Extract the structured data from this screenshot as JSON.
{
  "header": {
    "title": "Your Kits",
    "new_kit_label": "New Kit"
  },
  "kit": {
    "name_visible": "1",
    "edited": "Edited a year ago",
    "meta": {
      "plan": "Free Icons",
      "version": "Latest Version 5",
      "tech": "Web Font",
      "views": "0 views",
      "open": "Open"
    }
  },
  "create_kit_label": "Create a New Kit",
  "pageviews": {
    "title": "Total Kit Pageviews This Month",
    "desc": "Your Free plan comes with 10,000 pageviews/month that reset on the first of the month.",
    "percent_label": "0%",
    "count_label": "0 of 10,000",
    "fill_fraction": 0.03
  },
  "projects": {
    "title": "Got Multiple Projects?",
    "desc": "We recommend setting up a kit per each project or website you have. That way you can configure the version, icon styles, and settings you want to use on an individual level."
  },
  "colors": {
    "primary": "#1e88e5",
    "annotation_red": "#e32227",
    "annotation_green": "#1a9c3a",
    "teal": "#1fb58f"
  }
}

Requirement ▸ In the entries above, identify each line that includes the string "title", then copy it.

Complete response ▸
    "title": "Your Kits",
    "title": "Total Kit Pageviews This Month",
    "title": "Got Multiple Projects?",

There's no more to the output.